REQUIRED TASK.
For the records below, give the count of lines holding the word "Dróg" and nothing more.

-- Begin --

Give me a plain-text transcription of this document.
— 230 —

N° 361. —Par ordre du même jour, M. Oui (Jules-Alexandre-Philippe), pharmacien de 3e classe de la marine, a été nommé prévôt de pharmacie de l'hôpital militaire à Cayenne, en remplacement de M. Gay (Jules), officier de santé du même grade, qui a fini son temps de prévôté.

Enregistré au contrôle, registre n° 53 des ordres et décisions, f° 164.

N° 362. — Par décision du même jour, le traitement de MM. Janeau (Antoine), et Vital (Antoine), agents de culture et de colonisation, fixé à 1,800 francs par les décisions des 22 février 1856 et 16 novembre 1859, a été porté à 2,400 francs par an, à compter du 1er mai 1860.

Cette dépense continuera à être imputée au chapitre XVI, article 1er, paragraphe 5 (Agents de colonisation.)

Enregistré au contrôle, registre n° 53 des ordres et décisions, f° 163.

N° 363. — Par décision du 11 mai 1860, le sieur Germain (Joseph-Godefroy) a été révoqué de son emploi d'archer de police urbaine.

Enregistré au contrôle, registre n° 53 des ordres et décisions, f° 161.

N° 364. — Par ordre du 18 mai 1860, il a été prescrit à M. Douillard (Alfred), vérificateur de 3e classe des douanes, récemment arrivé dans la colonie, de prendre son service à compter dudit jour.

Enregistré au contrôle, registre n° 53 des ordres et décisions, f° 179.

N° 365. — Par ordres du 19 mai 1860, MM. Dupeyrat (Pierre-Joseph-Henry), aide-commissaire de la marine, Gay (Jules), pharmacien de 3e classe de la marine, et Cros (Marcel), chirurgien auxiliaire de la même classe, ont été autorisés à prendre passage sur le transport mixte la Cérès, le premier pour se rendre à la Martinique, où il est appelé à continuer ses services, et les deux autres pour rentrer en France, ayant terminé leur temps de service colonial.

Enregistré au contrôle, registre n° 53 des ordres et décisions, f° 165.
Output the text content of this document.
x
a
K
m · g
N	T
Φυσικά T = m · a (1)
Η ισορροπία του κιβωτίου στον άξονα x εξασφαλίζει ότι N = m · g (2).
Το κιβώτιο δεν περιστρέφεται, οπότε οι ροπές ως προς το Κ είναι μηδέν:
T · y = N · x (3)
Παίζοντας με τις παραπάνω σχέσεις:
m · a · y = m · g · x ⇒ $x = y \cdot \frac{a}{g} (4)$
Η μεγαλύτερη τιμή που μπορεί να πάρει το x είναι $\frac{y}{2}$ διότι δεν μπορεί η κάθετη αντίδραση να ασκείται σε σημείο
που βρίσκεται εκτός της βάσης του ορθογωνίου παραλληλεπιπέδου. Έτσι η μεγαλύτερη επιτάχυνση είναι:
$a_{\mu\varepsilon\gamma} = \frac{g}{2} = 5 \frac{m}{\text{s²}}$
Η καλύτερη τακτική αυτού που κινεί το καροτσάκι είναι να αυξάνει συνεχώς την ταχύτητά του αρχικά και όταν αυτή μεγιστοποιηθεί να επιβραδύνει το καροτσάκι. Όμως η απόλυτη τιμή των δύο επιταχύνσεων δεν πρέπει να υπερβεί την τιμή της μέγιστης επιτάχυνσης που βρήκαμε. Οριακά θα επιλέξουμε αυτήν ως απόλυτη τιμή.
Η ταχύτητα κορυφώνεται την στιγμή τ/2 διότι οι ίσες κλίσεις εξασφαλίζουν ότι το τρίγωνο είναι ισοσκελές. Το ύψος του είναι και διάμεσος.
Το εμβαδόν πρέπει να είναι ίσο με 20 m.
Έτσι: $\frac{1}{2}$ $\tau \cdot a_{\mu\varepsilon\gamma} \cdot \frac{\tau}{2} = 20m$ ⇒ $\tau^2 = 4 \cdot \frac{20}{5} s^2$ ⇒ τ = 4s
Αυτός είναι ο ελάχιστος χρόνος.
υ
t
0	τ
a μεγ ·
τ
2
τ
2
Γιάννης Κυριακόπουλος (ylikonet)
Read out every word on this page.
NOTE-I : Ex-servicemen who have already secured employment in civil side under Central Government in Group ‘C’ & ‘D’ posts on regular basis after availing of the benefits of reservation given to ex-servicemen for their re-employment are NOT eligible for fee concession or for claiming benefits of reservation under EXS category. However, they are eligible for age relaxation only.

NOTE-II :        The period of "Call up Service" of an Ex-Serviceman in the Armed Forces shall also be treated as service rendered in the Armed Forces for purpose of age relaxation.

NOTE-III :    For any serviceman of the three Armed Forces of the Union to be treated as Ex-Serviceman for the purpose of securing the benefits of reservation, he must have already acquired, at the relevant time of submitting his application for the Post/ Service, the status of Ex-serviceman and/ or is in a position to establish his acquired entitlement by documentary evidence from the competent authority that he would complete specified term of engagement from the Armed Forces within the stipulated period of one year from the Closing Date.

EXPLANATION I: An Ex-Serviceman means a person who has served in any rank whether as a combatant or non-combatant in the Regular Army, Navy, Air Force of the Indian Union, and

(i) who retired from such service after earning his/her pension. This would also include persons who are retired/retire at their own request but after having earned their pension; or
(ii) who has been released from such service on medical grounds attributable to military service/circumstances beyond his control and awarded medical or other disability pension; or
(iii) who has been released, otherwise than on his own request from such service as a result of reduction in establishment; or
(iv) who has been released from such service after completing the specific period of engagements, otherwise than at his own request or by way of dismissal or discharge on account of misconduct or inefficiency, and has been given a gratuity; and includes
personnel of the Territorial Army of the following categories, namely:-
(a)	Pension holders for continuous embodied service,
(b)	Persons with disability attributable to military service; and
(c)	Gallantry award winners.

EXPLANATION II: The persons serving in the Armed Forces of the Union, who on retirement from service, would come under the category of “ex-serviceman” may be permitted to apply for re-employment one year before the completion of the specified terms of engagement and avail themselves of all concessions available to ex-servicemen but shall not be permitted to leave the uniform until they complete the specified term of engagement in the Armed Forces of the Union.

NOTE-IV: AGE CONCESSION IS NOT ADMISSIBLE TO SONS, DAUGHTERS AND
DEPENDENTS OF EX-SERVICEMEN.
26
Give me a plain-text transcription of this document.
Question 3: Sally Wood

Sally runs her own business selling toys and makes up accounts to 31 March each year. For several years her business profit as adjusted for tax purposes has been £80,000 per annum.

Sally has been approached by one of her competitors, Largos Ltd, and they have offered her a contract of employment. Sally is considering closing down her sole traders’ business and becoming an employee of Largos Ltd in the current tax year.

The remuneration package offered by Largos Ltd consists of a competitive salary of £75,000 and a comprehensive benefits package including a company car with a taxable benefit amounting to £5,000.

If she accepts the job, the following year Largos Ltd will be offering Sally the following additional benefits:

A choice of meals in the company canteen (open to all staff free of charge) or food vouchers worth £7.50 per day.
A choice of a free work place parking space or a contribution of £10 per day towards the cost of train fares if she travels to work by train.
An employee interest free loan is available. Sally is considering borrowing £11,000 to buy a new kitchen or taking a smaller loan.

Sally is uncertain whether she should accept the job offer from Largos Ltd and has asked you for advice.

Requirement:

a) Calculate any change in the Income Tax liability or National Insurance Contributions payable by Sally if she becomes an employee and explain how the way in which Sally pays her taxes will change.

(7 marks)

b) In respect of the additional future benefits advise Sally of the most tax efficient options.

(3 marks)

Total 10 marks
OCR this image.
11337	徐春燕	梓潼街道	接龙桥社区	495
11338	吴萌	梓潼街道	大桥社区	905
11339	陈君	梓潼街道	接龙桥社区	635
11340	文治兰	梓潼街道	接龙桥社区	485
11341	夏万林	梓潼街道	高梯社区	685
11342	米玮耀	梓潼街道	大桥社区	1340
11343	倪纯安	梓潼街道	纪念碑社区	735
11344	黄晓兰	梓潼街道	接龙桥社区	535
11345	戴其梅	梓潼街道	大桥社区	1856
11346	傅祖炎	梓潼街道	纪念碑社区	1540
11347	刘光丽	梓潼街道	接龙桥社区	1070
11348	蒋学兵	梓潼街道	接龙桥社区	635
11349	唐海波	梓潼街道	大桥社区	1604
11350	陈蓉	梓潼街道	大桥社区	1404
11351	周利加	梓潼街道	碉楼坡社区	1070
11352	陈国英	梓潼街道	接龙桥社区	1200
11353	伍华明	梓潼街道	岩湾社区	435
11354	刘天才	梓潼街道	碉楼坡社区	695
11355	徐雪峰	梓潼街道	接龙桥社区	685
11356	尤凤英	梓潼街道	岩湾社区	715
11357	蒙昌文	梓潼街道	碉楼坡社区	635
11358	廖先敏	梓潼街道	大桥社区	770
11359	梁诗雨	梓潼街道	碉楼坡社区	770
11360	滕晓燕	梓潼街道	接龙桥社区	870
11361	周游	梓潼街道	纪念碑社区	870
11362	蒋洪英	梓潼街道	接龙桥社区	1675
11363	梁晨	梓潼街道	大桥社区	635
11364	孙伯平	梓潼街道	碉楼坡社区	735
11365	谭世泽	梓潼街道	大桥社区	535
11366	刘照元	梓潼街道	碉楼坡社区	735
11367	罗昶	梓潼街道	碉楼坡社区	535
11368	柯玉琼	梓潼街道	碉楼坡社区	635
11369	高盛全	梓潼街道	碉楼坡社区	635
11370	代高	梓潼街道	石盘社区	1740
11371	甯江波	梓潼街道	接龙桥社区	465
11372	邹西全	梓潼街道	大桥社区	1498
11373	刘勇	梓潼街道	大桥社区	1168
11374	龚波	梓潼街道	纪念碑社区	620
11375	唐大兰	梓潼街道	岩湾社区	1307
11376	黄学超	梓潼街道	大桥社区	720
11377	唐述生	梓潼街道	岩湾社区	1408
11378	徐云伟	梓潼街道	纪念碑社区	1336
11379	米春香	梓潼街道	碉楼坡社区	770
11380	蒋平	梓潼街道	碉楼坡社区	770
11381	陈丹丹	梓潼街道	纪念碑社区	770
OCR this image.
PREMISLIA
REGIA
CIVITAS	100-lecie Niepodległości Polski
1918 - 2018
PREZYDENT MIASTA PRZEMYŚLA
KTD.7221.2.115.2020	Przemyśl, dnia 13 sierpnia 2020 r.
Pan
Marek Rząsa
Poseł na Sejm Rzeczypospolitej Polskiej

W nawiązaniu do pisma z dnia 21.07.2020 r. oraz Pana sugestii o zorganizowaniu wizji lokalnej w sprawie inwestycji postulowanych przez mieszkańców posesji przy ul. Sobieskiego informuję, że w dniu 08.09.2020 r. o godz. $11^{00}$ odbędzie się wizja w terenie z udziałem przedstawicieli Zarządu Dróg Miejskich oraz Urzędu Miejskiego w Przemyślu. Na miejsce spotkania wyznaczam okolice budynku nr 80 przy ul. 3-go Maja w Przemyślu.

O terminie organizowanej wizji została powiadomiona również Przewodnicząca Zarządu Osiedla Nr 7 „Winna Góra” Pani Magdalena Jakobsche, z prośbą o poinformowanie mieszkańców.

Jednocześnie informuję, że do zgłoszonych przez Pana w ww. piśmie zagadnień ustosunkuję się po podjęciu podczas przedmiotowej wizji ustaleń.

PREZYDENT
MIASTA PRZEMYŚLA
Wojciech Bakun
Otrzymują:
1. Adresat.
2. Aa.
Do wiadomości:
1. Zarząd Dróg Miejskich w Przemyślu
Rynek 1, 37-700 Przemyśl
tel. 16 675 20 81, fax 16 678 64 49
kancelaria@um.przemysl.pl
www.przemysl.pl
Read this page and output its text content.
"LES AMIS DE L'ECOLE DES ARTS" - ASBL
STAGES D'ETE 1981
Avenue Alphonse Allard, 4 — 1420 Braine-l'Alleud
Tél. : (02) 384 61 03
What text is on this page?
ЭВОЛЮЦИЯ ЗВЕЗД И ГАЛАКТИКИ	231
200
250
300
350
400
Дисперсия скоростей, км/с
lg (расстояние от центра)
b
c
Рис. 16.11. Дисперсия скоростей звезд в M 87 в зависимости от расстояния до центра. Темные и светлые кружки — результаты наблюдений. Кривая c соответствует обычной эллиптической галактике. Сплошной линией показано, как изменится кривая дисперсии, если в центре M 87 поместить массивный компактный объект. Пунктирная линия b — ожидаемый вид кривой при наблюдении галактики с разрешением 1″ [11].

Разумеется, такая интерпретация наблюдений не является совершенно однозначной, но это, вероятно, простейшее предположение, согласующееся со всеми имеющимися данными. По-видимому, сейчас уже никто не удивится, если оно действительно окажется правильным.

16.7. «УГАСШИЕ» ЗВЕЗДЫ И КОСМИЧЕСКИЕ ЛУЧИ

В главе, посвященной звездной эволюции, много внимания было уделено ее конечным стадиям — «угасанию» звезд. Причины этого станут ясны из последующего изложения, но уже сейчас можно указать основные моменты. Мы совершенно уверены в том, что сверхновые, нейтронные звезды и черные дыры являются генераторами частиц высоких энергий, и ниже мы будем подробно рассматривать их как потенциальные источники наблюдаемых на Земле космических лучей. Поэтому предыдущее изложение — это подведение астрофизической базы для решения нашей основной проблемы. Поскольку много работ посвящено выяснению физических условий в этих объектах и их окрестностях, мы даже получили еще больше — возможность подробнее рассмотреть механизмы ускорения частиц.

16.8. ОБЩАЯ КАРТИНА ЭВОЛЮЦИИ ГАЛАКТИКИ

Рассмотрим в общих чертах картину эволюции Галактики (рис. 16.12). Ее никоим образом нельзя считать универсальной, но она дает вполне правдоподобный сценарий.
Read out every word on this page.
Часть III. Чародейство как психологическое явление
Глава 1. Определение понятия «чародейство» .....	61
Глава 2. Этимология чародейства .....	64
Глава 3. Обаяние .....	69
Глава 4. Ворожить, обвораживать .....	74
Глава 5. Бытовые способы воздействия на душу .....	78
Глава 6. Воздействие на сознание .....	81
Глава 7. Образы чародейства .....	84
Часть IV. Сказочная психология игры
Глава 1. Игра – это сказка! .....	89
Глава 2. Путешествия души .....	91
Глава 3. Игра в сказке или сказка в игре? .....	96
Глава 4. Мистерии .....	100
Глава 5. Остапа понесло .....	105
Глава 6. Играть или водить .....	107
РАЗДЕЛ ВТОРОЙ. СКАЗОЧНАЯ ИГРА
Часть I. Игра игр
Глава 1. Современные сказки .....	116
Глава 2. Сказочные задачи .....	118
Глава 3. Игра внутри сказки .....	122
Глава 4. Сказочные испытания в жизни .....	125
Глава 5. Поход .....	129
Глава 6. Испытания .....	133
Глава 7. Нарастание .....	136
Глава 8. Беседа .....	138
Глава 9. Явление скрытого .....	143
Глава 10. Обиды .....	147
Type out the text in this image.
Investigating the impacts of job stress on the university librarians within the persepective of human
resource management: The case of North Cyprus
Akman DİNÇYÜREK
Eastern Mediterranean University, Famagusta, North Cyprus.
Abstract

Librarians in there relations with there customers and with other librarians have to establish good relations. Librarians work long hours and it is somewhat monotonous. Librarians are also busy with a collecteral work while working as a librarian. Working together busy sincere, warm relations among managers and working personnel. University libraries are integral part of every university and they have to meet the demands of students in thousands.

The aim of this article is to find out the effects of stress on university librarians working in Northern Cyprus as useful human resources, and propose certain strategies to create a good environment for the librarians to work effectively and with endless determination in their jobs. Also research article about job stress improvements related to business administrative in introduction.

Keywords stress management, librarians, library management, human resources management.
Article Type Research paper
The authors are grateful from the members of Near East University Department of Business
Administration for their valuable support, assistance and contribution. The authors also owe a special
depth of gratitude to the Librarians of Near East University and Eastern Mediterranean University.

-- End --

PROBLEM SOLUTION.
2